DIRECTIONS FOR THIS TASK:
Extend the court opinion excerpt on arbitrating a fraudulent inducement claim, picking up directly after its final sentence.

In Frizzell, we stressed that, in deciding whether a claim of fraudulent inducement is subject to arbitration, courts must focus upon the specific terms of the contract at issue. 9 S.W.3d at 84. We held that if the parties agreed to arbitrate the claim of fraudulent inducement, then despite such a prohibition under Tennessee law, the claim must be submitted to arbitration. Id. The converse is equally true—if the parties did not agree to arbitrate the claim of fraudulent inducement, then they could not be compelled to arbitrate the claim despite the fact that the claim could be arbitrated under the FAA Id.

It is undisputed that Taylor signed a contract that specifically stated that “all claims, demands, disputes or controversies of every kind or nature between [the parties] arising from the [sale of the vehicle] shall be settled by binding arbitration pursuant to the provisions of the Federal Arbitration Act.” (Emphasis added). Therefore, because Taylor knowingly signed the contract, she agreed to arbitrate a claim of fraudulent inducement.

EXTRACTED RECORDS:

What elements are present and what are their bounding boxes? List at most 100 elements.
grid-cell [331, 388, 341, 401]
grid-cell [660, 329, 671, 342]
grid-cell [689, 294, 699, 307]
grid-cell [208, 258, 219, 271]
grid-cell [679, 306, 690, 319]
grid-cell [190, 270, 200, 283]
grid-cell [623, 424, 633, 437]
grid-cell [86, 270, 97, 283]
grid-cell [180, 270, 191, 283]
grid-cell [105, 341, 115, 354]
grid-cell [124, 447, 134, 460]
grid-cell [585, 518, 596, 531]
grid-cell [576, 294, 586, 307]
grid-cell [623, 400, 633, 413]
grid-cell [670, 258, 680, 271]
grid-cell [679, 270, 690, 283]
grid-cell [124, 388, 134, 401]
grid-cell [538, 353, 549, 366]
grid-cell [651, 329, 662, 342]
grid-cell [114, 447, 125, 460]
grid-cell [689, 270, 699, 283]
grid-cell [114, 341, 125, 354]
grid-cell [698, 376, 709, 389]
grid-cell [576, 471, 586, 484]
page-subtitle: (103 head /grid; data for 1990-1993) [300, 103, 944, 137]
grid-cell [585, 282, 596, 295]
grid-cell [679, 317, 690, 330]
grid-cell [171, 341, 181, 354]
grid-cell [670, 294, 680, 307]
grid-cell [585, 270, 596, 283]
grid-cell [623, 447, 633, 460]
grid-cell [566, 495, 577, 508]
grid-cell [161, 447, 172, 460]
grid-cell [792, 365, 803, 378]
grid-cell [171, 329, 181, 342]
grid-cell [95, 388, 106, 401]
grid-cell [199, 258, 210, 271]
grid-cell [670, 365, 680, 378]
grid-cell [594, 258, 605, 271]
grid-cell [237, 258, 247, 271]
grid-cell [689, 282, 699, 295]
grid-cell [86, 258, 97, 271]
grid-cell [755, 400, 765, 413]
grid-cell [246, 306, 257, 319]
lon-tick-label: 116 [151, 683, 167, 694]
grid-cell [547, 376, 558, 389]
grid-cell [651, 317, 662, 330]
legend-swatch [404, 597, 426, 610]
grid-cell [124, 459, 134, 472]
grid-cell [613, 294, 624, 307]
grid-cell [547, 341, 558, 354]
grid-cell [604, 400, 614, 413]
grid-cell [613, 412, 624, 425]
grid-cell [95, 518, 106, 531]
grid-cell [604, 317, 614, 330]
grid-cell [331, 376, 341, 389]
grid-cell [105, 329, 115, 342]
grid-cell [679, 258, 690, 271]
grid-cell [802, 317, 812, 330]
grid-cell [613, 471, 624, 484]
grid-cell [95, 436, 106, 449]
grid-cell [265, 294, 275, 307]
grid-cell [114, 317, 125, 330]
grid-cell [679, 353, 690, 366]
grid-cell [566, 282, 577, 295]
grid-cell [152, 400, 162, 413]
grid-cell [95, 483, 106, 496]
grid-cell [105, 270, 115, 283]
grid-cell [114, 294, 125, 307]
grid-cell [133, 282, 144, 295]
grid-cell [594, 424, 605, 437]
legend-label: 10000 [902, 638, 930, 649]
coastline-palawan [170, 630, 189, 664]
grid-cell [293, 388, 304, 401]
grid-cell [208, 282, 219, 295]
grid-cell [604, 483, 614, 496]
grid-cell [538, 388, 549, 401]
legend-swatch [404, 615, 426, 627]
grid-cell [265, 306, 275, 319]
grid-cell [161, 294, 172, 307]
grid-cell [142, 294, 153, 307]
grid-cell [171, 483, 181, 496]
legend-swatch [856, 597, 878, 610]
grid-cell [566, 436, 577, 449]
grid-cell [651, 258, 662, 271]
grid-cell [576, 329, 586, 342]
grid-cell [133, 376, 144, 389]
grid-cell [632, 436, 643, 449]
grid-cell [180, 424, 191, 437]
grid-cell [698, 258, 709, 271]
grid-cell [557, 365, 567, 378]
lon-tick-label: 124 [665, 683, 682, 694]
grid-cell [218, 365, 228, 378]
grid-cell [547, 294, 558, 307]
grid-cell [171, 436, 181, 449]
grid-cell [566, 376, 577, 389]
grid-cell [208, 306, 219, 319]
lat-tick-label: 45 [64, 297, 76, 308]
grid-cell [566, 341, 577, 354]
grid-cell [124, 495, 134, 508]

---

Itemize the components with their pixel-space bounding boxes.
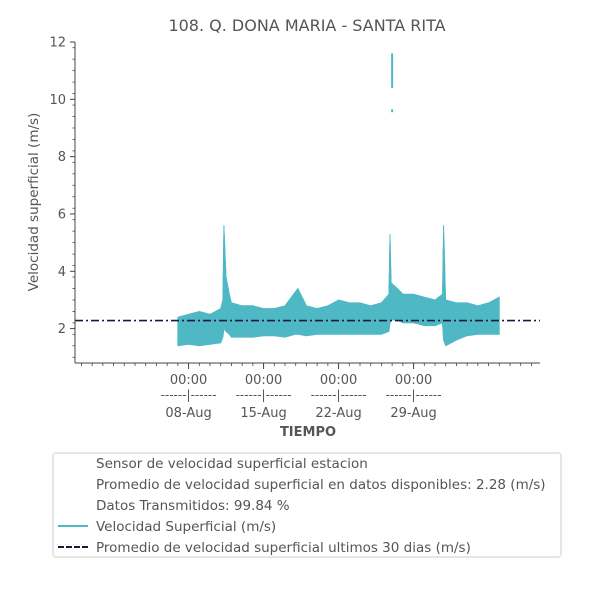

RESULT OF THE EXERCISE:
II. Was the Arbitration Provision Unconscionable?

Taylor also argues that the arbitration agreement is void because it is unconscionable. She maintains that even if the contract was not induced by fraud, the terms of the arbitration provision are unconscionable because the contract reserves for City Auto the right to litigate claims it may have against Taylor while requiring Taylor to submit any of her claims to arbitration.

A. Who Determines Whether the Arbitration Clause Is Unconscionable?

In Prima Paint, the United States Supreme Court held that while claims of fraud are to be submitted to an arbitrator, claims that specifically attack the formation of the arbitration provision of a contract are to be judicially determined.

Under [section] 4 [of the FAA], with respect to a matter within the jurisdiction of the federal courts save for the existence of an arbitration clause, the federal court is instructed to order arbitration to proceed once it is satisfied that ‘the making of the agreement for arbitration or the failure to comply (with the arbitration agreement) is not in issue.’ Accordingly, if the claim is fraud in the inducement of the arbitration clause itself—an issue which goes to the ‘making’ of the agreement to arbitration—the federal court may proceed to adjudicate it.

Prima Paint, 388 U.S. at 403-04, 87 S.Ct. 1801 (internal footnote omitted).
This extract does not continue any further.